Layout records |
=-=-=-=-=
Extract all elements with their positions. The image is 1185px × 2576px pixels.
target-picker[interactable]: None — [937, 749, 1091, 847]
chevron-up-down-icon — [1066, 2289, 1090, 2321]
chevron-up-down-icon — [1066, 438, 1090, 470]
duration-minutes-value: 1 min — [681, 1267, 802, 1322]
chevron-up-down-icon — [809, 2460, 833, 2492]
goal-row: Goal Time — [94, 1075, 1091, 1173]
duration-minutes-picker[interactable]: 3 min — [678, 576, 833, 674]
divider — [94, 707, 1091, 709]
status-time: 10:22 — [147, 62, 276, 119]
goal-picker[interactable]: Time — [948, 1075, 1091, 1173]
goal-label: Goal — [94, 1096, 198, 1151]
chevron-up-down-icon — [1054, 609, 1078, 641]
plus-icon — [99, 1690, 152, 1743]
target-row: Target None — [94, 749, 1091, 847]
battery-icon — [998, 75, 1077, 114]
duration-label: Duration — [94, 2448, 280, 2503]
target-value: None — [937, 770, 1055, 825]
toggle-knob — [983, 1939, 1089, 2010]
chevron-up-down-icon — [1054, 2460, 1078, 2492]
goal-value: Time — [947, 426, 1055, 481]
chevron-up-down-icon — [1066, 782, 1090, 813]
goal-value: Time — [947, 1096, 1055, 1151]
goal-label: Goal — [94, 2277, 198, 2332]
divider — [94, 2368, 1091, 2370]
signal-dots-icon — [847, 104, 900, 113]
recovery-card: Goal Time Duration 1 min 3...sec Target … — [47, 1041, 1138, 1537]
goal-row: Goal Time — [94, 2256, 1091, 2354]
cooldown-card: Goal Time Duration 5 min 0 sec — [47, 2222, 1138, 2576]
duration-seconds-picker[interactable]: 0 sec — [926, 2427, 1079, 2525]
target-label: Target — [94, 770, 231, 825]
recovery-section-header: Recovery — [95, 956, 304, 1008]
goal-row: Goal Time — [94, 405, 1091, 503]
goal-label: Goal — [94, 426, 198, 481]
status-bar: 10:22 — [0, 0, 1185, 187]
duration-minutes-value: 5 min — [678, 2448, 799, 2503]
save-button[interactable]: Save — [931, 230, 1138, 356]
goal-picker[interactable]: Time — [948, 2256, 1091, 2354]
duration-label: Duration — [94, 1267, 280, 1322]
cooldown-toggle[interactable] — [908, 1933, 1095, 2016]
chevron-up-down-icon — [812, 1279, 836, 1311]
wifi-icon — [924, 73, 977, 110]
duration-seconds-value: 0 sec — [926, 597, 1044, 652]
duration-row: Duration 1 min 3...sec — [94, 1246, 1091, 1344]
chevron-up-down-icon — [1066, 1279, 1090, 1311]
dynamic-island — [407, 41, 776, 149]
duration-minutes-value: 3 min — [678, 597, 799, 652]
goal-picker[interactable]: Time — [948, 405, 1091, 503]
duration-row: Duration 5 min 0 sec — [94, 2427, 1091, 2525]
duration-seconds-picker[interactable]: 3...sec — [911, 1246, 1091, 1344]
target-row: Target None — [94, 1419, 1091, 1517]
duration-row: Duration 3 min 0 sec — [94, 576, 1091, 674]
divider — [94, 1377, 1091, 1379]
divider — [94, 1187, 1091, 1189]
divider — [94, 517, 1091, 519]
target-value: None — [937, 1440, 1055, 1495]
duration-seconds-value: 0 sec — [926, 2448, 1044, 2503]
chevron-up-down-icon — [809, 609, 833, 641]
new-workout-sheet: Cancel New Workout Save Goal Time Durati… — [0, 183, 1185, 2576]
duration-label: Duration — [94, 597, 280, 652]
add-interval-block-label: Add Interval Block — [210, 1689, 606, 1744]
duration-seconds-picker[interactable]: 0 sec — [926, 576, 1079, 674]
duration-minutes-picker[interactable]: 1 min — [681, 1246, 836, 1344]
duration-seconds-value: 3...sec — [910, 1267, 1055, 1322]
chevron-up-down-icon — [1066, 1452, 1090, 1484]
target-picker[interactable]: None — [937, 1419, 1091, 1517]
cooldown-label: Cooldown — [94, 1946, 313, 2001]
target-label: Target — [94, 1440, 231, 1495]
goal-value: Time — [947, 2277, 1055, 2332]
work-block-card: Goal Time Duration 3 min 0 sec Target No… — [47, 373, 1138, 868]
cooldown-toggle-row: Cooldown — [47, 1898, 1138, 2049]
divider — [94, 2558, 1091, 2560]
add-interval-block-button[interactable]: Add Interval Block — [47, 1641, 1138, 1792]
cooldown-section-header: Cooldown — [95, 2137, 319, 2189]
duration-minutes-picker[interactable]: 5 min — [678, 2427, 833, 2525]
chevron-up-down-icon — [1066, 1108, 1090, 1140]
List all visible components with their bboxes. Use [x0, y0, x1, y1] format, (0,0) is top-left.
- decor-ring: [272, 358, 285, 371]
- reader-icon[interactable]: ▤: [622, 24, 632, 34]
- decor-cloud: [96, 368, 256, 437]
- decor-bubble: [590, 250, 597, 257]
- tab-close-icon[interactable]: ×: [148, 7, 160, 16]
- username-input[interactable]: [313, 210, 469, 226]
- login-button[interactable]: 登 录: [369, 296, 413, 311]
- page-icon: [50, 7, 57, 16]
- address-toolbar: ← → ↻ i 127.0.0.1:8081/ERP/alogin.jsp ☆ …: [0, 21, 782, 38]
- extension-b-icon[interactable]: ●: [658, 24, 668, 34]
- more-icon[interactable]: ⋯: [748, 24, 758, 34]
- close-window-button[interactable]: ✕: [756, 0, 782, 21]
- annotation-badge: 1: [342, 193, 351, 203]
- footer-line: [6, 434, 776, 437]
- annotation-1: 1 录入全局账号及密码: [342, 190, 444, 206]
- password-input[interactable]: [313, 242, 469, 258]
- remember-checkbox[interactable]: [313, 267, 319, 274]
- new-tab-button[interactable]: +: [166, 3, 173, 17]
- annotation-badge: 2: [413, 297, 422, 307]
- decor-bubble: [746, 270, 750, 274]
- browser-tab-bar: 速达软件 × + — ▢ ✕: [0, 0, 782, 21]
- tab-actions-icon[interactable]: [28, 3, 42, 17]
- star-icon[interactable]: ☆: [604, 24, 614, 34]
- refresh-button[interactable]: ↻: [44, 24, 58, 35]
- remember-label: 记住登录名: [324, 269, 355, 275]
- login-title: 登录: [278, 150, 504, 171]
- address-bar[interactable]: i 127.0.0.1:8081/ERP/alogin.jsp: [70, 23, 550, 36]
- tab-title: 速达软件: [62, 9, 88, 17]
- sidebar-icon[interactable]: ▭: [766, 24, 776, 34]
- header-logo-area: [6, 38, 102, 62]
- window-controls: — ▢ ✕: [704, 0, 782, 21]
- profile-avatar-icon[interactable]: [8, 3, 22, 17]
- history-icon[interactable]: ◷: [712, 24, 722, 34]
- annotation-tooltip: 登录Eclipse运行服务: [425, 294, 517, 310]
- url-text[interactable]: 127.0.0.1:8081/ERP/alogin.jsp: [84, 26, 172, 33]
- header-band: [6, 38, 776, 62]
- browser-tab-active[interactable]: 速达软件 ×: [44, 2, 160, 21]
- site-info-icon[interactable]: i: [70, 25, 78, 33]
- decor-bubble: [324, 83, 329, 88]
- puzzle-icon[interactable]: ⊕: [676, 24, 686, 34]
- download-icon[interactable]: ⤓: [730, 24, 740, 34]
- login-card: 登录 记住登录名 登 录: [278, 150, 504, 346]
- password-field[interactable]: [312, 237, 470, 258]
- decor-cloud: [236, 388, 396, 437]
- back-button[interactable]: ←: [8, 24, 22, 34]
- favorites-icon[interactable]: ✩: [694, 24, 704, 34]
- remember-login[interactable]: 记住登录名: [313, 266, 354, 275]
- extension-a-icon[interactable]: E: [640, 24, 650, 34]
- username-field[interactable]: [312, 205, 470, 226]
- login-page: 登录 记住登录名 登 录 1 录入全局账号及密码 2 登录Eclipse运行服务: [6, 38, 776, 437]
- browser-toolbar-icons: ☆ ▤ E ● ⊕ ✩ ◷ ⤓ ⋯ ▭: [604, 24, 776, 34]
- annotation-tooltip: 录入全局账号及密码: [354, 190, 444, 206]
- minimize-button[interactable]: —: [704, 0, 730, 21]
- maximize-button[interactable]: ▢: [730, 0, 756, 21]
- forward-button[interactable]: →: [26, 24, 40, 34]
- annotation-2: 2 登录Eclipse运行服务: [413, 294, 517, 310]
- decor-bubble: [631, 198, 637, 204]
=-=-=-=-=
EXERCISE BRIEF | Retype the rows above, from the very first line through the line that contains "duration-minutes-value: 1 min", with both ends included.

ANSWER TO THIS TASK |
Extract all elements with their positions. The image is 1185px × 2576px pixels.
target-picker[interactable]: None — [937, 749, 1091, 847]
chevron-up-down-icon — [1066, 2289, 1090, 2321]
chevron-up-down-icon — [1066, 438, 1090, 470]
duration-minutes-value: 1 min — [681, 1267, 802, 1322]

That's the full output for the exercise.